Consignes:
(a) Transcrivez fidèlement un passage du texte sur l'opposition aux data centers : commencez aux mots « Vous l’avez vu » et arrêtez-vous après « sujets vraiment bipartisan. ».
(b) Reprenez la rédaction du texte sur l'opposition aux data centers à la suite de sa dernière phrase.

Texte étudié:
^^^^^^^^^^^^^^^^

Vous l’avez vu passer : Le 10 avril, un homme a ciblé la maison de Sam Altman avant de se rendre au siège d'OpenAI pour menacer d'y mettre le feu. Quelques jours plus tôt, un tireur avait criblé de 13 balles la porte d'un élu municipal à Indianapolis, en laissant un mot : "No Data Centers." C'est le signe d'une frustration qui monte.
Et ce n’est pas nouveau : L'an dernier, 48 projets de data centers représentant 156Mds$ d'investissement ont été bloqués ou gelés par des oppositions locales. 12 États américains ont des projets de loi en cours pour restreindre ou interdire les data centers. Et fait notable : 55% des élus opposés aux data centers sont Républicains, 45% Démocrates. L'anti-IA est l'un des rares sujets vraiment bipartisan.

^^^^^^^^^^^^^^^^

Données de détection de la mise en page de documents
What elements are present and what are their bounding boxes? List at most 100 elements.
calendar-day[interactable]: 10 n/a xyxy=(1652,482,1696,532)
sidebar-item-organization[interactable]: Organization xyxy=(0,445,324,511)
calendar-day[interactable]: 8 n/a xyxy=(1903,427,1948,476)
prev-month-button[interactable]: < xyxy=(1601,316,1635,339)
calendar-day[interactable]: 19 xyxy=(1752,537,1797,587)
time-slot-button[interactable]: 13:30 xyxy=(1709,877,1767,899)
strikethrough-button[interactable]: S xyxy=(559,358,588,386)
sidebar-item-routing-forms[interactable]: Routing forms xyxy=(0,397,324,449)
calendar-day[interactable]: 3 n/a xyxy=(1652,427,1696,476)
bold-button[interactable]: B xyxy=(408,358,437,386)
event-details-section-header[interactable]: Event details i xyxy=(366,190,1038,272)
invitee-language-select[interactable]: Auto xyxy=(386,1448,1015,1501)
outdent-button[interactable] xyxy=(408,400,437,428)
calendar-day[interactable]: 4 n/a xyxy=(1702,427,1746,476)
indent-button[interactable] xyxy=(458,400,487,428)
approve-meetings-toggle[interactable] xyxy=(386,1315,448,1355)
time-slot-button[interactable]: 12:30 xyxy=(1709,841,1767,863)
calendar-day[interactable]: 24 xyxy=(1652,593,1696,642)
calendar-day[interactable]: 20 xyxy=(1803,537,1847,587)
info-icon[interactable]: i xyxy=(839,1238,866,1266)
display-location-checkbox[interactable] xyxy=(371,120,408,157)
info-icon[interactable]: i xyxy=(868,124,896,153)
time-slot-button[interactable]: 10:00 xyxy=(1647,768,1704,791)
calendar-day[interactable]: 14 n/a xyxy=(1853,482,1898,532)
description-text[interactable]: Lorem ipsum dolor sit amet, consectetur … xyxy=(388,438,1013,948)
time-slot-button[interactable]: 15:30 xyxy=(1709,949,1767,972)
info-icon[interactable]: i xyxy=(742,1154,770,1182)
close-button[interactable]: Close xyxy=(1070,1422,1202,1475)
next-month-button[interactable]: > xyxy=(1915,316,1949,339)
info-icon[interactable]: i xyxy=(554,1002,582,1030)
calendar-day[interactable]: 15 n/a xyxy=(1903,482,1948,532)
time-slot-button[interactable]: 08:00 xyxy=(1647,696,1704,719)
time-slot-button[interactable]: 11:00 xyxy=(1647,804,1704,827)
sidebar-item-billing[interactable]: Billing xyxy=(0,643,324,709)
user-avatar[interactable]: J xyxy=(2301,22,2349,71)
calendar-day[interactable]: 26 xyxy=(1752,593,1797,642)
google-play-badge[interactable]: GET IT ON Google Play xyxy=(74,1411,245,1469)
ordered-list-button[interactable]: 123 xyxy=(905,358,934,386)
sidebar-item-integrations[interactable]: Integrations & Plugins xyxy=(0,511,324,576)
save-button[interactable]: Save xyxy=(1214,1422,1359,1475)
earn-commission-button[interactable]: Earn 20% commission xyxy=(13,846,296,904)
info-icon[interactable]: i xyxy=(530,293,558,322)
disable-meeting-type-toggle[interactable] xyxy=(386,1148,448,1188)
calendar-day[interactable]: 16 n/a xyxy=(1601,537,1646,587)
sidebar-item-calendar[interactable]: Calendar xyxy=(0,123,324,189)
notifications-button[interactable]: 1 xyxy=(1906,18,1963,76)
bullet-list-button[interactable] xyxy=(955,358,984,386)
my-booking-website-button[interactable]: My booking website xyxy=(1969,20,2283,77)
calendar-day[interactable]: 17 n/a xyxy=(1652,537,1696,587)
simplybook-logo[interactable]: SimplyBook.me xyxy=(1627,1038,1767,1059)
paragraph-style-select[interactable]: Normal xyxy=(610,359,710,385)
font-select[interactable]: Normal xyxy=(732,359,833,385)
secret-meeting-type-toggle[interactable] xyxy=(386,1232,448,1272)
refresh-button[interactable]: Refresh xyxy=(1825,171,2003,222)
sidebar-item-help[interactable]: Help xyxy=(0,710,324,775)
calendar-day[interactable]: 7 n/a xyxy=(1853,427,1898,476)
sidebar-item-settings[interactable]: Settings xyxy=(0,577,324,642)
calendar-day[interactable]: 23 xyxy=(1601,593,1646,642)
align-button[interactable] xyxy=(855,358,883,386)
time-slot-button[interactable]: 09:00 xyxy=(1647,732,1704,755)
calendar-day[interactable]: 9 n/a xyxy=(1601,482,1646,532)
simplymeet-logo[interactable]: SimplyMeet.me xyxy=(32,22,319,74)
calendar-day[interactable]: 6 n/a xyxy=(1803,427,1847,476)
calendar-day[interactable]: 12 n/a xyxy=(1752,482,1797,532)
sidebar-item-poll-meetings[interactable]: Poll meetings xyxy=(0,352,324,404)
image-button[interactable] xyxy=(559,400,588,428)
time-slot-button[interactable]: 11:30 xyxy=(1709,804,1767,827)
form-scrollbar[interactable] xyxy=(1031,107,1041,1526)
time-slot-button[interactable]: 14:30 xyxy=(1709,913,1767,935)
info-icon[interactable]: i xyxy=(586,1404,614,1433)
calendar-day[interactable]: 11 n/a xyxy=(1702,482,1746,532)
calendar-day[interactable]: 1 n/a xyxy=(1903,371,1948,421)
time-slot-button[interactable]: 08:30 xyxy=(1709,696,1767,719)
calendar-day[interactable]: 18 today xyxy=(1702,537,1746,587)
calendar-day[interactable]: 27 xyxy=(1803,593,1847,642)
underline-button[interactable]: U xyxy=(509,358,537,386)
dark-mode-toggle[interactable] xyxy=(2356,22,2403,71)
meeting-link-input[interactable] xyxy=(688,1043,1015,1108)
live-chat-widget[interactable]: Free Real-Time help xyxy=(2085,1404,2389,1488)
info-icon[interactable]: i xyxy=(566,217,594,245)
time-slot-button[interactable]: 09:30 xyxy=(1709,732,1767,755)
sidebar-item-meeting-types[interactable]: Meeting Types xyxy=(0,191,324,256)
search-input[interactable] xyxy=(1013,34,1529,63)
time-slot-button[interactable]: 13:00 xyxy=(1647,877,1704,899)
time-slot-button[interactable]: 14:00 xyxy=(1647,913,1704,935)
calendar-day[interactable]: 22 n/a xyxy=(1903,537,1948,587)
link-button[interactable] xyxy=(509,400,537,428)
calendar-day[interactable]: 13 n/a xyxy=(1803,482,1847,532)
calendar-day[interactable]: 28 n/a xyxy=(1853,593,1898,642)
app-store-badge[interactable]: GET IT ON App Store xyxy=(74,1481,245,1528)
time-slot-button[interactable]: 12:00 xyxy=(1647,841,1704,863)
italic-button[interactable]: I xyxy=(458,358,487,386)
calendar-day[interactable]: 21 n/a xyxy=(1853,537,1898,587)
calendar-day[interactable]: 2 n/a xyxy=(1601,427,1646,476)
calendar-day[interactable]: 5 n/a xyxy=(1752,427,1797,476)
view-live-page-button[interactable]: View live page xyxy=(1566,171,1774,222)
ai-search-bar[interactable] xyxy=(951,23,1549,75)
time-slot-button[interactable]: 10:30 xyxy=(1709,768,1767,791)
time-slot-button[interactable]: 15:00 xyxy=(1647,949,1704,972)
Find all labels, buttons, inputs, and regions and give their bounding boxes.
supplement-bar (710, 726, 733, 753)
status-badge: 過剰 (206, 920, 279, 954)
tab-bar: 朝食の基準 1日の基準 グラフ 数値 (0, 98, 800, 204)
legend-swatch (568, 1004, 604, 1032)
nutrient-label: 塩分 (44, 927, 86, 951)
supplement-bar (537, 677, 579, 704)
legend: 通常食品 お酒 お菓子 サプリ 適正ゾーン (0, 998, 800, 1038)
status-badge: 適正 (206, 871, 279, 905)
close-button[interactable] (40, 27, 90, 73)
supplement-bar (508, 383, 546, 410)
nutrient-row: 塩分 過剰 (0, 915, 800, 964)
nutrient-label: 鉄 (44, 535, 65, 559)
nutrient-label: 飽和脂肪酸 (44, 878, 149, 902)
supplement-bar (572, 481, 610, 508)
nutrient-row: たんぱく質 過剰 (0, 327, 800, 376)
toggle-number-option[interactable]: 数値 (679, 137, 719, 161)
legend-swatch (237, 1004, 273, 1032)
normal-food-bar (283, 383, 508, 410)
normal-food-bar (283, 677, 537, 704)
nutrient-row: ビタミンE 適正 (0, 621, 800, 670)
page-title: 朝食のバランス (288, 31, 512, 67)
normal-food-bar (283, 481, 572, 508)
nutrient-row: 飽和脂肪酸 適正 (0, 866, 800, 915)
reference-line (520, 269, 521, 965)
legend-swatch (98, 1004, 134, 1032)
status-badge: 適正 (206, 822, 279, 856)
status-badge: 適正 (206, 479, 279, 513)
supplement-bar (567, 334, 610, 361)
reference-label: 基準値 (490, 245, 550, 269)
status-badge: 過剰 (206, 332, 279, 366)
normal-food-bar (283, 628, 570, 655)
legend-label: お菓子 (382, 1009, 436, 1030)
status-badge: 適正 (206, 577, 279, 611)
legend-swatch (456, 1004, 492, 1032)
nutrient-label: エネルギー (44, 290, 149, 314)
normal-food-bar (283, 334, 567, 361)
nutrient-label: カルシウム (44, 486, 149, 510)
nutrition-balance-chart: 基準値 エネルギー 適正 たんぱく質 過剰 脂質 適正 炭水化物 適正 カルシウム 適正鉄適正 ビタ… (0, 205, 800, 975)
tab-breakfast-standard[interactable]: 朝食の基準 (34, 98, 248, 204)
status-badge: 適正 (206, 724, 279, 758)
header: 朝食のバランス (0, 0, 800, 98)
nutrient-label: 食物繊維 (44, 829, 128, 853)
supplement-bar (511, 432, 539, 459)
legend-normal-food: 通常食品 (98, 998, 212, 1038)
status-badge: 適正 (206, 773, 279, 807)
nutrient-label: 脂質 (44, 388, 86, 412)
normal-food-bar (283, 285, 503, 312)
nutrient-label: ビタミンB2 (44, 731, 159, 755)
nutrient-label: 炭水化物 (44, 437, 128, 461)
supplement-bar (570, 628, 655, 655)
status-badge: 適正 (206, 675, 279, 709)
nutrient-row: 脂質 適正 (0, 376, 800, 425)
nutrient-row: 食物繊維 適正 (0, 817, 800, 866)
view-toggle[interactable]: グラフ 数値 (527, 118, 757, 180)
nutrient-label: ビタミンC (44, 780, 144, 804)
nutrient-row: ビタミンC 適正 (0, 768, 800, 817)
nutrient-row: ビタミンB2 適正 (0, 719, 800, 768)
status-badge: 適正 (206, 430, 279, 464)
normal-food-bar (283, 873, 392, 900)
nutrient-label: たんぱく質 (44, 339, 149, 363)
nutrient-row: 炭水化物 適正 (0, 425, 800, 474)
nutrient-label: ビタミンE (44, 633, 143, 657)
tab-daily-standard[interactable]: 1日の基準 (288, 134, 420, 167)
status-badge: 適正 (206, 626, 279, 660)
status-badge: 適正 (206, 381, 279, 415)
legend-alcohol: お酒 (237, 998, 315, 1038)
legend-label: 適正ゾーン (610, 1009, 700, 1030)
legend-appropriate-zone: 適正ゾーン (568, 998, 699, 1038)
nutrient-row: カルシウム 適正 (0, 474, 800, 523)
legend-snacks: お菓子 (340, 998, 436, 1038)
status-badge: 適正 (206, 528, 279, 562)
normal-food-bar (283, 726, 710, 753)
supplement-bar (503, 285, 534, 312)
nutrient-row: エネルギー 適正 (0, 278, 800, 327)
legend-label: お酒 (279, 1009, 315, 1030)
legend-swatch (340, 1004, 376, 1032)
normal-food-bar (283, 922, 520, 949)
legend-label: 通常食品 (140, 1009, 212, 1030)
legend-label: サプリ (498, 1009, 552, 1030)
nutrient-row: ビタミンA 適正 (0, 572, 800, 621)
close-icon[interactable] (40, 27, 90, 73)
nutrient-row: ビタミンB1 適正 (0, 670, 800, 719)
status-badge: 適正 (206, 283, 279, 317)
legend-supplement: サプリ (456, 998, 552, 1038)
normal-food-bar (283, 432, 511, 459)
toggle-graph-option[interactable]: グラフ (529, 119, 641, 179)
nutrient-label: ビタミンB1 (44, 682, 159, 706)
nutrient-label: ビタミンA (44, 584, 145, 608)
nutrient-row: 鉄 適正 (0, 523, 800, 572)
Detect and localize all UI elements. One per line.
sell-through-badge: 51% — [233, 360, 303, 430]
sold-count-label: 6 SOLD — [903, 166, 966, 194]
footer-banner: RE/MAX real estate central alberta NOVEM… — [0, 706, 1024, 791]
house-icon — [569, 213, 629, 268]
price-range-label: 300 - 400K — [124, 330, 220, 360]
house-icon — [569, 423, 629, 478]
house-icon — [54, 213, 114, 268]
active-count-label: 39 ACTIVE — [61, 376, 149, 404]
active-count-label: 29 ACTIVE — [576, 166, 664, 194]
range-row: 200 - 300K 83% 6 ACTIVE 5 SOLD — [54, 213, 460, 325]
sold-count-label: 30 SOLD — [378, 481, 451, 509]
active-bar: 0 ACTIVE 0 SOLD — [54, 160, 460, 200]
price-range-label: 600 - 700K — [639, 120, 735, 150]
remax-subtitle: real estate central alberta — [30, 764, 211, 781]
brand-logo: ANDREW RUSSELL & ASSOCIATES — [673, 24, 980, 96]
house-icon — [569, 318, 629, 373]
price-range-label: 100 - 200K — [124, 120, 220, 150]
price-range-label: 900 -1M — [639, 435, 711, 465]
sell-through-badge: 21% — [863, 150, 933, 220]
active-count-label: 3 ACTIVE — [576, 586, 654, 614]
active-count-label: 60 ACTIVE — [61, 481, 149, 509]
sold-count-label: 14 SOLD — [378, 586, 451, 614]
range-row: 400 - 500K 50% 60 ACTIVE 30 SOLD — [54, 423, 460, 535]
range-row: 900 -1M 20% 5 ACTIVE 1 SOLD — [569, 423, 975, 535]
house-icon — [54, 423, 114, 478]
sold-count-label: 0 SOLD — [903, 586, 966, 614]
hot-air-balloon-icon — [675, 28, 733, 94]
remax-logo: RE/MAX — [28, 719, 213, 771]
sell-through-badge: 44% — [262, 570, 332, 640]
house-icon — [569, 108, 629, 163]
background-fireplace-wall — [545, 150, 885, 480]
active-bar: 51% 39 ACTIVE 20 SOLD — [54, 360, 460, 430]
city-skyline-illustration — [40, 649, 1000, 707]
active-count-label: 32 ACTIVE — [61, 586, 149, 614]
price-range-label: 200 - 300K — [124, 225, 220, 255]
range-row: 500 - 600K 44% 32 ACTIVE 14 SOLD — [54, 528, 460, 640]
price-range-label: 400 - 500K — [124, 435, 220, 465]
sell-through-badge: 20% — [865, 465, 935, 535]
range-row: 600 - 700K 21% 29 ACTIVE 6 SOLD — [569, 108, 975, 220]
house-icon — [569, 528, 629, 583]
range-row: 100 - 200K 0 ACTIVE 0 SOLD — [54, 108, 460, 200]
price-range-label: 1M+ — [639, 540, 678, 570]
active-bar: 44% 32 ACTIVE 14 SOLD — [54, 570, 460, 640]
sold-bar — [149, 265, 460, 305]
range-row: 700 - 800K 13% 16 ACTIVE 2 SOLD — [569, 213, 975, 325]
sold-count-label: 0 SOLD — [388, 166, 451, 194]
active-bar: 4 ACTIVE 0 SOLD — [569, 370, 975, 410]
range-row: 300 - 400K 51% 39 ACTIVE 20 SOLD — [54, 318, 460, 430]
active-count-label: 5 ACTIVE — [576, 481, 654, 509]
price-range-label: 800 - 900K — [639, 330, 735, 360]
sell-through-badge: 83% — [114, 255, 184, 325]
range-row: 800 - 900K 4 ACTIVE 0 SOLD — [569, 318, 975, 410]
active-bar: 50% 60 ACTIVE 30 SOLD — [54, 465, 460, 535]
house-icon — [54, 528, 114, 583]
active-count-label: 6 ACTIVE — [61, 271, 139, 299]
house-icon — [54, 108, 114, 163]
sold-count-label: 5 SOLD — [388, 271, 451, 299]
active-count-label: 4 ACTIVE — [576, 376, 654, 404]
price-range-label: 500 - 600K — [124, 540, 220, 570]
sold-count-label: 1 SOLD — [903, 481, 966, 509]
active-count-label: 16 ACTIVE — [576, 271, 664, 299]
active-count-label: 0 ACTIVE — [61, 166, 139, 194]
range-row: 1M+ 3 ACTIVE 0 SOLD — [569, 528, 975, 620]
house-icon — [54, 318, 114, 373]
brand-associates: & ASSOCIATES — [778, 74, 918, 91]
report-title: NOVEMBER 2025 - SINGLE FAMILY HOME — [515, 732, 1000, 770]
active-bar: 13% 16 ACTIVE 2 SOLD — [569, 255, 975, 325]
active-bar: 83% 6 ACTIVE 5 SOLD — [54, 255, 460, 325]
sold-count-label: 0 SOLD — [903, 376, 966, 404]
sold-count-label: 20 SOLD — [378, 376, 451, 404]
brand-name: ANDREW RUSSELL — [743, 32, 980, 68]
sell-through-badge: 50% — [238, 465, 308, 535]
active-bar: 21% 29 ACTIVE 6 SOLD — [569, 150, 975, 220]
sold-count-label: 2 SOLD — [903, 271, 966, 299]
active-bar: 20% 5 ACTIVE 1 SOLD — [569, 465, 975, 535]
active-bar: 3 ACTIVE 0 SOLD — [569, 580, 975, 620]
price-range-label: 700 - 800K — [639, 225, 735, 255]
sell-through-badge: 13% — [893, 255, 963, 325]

^^^^^^^^^^^^^^^^

Résultats:
(a)
Vous l’avez vu passer : Le 10 avril, un homme a ciblé la maison de Sam Altman avant de se rendre au siège d'OpenAI pour menacer d'y mettre le feu. Quelques jours plus tôt, un tireur avait criblé de 13 balles la porte d'un élu municipal à Indianapolis, en laissant un mot : "No Data Centers." C'est le signe d'une frustration qui monte.
Et ce n’est pas nouveau : L'an dernier, 48 projets de data centers représentant 156Mds$ d'investissement ont été bloqués ou gelés par des oppositions locales. 12 États américains ont des projets de loi en cours pour restreindre ou interdire les data centers. Et fait notable : 55% des élus opposés aux data centers sont Républicains, 45% Démocrates. L'anti-IA est l'un des rares sujets vraiment bipartisan.

(b)
Même la genZ s’y met : 44% des membres de la Gen Z admettent avoir saboté le déploiement de l'IA dans leur entreprise d'une façon ou d'une autre.
Si on nuance un tout petit peu : Historiquement, les personnalités publiques ont toujours été des cibles de violence. 1 président sur 3 a été visé par des tirs. La différence aujourd’hui, c'est que les PDG sont devenus célèbres.
Mais si j’en parle c’est que le vrai symptome derrière c’est surtout que des millions de personnes se sentent exclues d'une transformation qui va bouleverser leur travail et leur vie, sans avoir été consultées ni protégées.
Et ce qui est intéressant c’est que lorsqu’on regarde les réactions en ligne, elles rappellent celles qui ont suivi l'affaire Luigi Mangione : des gens qui envoient leur soutien, qui demandent où envoyer des dons pour la caution… La résistance s’organise.